--- START Data records ---

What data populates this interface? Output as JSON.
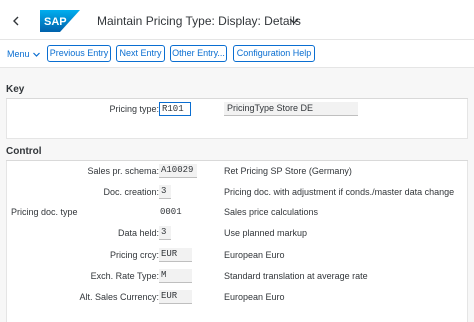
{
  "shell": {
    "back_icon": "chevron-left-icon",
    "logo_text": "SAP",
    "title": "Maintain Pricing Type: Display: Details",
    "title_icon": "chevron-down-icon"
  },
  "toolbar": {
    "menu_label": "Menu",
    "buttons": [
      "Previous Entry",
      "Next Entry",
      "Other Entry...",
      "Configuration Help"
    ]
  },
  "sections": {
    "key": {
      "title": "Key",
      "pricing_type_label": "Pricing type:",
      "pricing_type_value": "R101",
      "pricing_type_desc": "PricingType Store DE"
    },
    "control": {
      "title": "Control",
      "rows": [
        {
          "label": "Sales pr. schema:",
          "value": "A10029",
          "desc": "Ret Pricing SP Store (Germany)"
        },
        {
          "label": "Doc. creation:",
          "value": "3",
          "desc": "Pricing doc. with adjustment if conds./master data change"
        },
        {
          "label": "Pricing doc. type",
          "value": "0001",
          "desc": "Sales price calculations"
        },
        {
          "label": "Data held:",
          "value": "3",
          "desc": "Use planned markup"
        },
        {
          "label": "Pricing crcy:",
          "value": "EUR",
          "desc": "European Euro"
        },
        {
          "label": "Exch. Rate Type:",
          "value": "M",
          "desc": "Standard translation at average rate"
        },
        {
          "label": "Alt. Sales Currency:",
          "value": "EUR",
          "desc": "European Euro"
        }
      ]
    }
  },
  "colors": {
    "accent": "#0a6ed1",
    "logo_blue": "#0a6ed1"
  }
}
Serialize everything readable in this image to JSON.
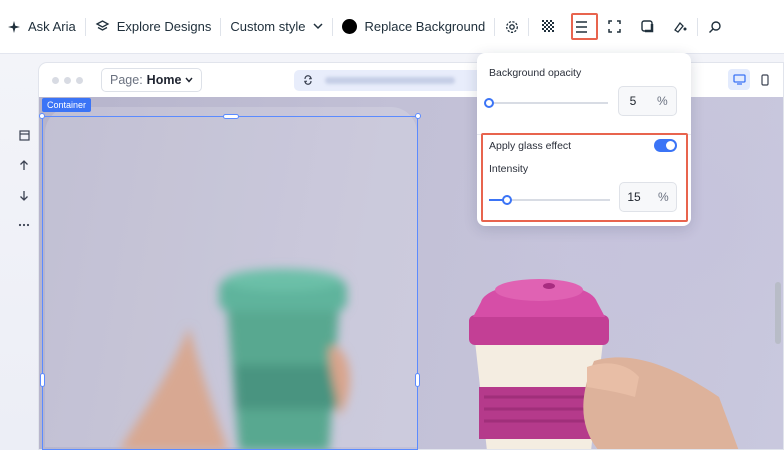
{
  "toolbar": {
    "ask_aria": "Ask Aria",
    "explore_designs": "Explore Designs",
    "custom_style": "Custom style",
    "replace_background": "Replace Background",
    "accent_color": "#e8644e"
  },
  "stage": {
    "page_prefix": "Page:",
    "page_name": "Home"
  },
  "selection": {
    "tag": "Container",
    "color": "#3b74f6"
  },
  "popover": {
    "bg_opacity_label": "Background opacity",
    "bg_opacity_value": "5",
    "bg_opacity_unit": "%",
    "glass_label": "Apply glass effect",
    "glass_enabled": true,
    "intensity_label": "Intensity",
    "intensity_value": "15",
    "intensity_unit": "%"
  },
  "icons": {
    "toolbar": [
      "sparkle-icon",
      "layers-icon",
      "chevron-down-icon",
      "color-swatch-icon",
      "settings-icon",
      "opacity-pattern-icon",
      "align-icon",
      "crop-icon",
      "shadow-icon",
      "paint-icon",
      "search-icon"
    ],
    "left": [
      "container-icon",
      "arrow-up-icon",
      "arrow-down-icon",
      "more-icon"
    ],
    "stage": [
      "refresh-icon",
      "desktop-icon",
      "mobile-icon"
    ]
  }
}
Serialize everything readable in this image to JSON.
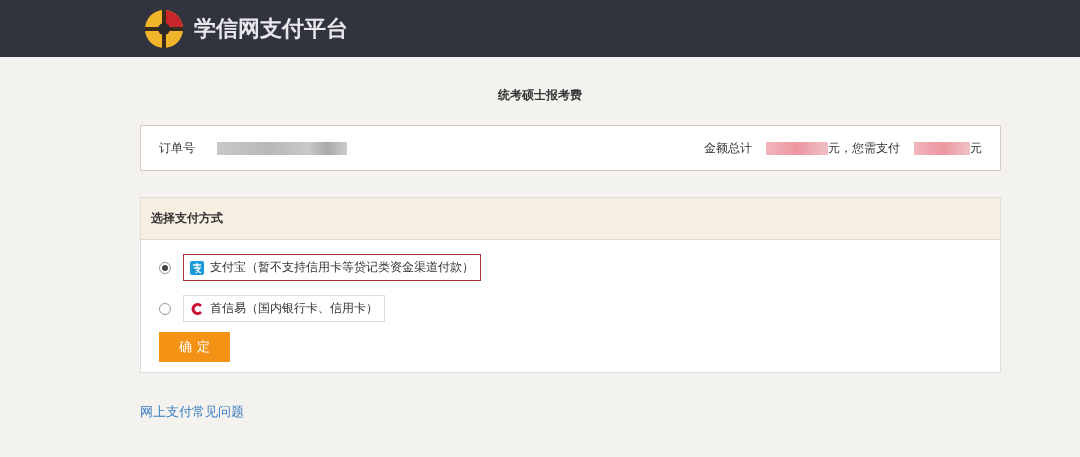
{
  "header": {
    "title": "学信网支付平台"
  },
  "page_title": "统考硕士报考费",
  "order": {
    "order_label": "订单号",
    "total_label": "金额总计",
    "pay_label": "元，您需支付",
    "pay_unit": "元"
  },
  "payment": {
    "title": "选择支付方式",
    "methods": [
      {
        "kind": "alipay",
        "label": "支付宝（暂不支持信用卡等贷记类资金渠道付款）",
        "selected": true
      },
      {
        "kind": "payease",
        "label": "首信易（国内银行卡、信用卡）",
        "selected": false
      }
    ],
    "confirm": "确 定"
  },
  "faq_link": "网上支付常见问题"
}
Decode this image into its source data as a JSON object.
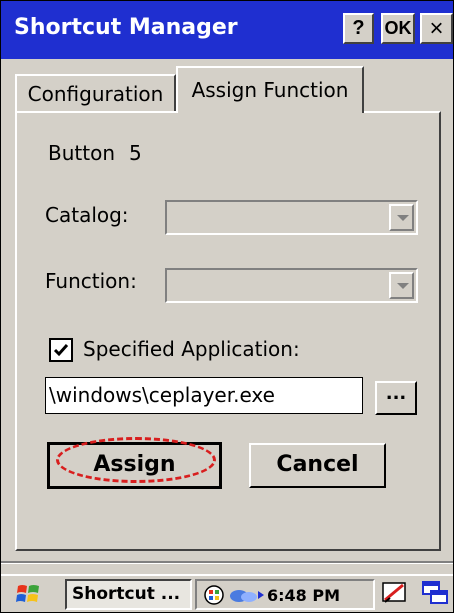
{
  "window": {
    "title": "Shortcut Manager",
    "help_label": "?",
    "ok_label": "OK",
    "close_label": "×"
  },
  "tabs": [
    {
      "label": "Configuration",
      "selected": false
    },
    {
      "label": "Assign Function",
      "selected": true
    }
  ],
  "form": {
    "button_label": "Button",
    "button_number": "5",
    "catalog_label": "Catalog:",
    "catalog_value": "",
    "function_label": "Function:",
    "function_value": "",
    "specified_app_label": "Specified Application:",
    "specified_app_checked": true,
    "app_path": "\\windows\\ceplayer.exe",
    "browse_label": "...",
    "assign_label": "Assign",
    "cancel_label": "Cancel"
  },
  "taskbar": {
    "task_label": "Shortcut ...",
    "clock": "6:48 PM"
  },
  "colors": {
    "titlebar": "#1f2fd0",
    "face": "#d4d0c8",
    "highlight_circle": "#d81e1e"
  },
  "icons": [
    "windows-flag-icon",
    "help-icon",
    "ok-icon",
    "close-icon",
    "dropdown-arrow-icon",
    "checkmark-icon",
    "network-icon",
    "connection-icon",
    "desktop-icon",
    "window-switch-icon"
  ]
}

--- END Data records ---

→ **Aim of the exercise**
Copy each line holding the word "selected" from the listing above.

→ **Correct result**
        "selected": true
        "selected": false
      "selected": false
      "selected": true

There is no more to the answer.